> **Entries supplied**
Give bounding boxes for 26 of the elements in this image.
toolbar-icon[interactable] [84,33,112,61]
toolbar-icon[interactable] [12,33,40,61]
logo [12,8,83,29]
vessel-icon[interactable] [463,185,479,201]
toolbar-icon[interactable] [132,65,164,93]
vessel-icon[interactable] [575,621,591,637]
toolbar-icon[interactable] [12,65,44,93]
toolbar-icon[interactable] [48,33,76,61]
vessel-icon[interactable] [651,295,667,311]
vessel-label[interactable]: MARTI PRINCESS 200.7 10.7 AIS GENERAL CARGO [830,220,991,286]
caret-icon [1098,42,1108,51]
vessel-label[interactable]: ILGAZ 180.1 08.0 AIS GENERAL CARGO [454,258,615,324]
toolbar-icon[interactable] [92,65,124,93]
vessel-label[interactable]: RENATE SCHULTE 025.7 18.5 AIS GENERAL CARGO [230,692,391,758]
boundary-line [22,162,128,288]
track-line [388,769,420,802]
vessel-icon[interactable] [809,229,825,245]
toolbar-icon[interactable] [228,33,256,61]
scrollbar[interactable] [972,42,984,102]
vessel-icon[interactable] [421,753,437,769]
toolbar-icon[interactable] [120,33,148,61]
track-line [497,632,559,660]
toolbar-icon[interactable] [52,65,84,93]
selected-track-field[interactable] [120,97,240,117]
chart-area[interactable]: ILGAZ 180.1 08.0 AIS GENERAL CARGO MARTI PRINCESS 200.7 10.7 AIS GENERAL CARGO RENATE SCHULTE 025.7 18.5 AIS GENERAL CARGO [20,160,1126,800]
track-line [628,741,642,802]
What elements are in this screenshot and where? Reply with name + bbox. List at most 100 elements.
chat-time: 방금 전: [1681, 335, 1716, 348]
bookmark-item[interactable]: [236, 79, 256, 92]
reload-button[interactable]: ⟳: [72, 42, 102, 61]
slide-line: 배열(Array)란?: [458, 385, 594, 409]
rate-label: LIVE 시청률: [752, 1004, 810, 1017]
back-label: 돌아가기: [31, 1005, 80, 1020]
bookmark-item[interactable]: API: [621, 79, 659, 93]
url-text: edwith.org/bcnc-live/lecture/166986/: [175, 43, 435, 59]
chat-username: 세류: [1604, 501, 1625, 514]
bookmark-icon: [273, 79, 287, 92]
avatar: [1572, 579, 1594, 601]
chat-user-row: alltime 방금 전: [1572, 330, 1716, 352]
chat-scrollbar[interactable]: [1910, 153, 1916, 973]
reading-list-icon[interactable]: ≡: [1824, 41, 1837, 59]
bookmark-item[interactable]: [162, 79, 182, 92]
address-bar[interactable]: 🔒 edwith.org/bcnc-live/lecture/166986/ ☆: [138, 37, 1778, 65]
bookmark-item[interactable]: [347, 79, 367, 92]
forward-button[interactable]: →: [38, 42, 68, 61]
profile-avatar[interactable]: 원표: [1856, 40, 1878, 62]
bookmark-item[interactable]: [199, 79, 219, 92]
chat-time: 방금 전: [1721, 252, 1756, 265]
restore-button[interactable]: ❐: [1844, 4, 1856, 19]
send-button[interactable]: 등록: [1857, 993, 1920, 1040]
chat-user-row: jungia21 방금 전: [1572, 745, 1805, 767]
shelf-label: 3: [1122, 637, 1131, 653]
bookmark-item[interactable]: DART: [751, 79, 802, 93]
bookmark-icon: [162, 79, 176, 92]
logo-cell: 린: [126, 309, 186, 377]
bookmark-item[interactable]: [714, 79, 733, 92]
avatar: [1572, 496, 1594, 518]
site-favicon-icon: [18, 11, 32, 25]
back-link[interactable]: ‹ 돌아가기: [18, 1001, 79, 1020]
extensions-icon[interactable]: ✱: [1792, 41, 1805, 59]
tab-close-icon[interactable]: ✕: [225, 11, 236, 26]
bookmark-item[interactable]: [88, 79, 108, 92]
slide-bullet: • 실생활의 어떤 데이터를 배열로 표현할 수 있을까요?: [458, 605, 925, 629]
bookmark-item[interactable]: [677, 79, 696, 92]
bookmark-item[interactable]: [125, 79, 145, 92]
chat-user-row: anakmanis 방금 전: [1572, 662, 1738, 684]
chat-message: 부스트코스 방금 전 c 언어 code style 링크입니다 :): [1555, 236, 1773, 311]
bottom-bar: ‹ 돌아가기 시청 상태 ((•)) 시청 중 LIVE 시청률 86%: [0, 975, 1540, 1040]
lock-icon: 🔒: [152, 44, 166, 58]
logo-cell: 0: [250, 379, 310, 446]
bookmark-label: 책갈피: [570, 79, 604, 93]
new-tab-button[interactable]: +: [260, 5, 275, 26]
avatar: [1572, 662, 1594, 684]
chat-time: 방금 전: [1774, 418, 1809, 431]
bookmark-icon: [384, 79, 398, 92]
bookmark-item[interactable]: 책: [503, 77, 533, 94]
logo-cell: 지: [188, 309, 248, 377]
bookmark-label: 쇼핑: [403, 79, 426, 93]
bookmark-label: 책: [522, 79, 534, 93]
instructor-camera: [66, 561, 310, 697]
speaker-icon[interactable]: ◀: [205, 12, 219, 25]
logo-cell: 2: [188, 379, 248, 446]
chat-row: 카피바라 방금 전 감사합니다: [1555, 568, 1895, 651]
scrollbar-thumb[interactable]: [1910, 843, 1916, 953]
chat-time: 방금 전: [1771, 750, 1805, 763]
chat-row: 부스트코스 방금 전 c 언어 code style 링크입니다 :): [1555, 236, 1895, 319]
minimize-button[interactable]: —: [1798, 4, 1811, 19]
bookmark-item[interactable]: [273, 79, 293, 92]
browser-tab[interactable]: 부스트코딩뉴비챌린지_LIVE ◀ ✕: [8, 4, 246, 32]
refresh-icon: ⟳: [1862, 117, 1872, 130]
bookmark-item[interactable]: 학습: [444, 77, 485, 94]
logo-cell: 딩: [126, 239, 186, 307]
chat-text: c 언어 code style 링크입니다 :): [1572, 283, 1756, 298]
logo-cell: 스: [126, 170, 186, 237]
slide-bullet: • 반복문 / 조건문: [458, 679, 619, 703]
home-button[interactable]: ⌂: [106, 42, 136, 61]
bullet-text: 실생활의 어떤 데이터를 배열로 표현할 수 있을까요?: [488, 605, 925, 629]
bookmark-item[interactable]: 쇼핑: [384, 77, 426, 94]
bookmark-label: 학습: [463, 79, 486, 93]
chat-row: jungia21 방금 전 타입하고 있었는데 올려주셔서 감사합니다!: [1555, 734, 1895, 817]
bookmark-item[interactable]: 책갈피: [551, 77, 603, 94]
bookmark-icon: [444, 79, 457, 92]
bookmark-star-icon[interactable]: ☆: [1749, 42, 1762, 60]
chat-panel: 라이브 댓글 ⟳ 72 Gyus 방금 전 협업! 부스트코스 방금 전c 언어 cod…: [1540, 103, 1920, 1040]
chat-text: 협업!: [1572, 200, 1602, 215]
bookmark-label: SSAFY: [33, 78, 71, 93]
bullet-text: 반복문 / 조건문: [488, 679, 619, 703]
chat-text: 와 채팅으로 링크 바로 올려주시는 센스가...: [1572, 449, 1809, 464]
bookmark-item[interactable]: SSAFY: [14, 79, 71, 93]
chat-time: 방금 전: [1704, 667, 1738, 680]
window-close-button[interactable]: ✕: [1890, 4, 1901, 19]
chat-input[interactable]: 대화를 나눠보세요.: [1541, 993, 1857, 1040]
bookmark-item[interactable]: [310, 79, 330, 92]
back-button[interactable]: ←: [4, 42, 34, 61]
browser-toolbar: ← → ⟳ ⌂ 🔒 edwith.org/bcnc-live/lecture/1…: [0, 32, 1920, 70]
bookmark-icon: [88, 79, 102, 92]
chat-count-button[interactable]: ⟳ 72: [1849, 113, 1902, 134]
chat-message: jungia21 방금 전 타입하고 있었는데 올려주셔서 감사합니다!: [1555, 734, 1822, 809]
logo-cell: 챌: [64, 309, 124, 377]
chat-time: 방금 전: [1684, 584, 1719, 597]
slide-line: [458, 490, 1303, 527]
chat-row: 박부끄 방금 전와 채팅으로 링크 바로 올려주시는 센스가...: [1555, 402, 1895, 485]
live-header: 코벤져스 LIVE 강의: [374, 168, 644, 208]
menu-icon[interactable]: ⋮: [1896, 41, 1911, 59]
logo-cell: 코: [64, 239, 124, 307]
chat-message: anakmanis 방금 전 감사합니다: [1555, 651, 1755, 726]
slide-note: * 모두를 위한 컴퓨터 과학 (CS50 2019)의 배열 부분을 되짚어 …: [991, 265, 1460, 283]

> **Instruction**
Extract every line of the listing verbatim, starting at its first line and ending at the line that contains "caret-icon [1098,42,1108,51]".

> **Solution to this problem**
Give bounding boxes for 26 of the elements in this image.
toolbar-icon[interactable] [84,33,112,61]
toolbar-icon[interactable] [12,33,40,61]
logo [12,8,83,29]
vessel-icon[interactable] [463,185,479,201]
toolbar-icon[interactable] [132,65,164,93]
vessel-icon[interactable] [575,621,591,637]
toolbar-icon[interactable] [12,65,44,93]
toolbar-icon[interactable] [48,33,76,61]
vessel-icon[interactable] [651,295,667,311]
vessel-label[interactable]: MARTI PRINCESS 200.7 10.7 AIS GENERAL CARGO [830,220,991,286]
caret-icon [1098,42,1108,51]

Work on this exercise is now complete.